WHAT IS EXPECTED: Determine which lines of the records include the word "Manzanas", and copy them.
# start of TASK INPUTS
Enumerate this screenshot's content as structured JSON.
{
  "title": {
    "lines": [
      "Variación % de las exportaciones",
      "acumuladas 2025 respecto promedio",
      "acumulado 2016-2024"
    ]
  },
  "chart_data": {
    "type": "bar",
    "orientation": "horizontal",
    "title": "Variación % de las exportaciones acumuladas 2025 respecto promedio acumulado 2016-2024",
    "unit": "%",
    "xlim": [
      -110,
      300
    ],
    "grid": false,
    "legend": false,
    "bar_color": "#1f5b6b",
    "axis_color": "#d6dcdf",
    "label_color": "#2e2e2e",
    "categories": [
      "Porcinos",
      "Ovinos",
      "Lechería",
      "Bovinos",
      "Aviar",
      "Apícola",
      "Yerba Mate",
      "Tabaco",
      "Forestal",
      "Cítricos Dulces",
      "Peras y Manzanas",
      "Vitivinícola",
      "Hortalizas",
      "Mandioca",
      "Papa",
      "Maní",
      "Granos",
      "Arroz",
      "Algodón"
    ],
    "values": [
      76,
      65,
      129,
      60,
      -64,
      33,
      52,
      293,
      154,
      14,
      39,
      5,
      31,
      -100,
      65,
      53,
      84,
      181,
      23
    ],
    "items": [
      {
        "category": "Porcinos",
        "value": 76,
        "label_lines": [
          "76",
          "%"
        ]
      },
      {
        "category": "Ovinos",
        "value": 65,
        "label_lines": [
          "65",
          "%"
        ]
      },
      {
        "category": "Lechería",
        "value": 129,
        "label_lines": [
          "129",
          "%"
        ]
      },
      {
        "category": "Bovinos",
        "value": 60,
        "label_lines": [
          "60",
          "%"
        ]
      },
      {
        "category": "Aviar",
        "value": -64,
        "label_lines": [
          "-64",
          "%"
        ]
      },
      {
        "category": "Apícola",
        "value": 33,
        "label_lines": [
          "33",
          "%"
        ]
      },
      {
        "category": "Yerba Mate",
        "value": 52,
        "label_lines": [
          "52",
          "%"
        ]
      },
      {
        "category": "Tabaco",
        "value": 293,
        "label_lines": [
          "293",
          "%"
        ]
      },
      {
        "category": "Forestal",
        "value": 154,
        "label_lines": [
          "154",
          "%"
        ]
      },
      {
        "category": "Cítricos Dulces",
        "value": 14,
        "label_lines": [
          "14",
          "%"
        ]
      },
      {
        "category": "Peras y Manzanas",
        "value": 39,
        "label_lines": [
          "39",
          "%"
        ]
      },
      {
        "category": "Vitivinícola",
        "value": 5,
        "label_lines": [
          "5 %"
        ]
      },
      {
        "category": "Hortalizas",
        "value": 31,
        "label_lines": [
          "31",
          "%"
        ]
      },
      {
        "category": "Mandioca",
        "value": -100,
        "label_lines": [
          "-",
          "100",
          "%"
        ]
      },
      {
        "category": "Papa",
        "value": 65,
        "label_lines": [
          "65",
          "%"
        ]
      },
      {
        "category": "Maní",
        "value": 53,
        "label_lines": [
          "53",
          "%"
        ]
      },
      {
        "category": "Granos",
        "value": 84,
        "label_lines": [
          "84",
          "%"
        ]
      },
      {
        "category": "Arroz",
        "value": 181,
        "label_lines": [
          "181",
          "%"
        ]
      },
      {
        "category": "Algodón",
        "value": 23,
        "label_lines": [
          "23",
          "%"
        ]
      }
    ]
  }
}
# end of TASK INPUTS
EXERCISE RESPONSE:
      "Peras y Manzanas",
        "category": "Peras y Manzanas",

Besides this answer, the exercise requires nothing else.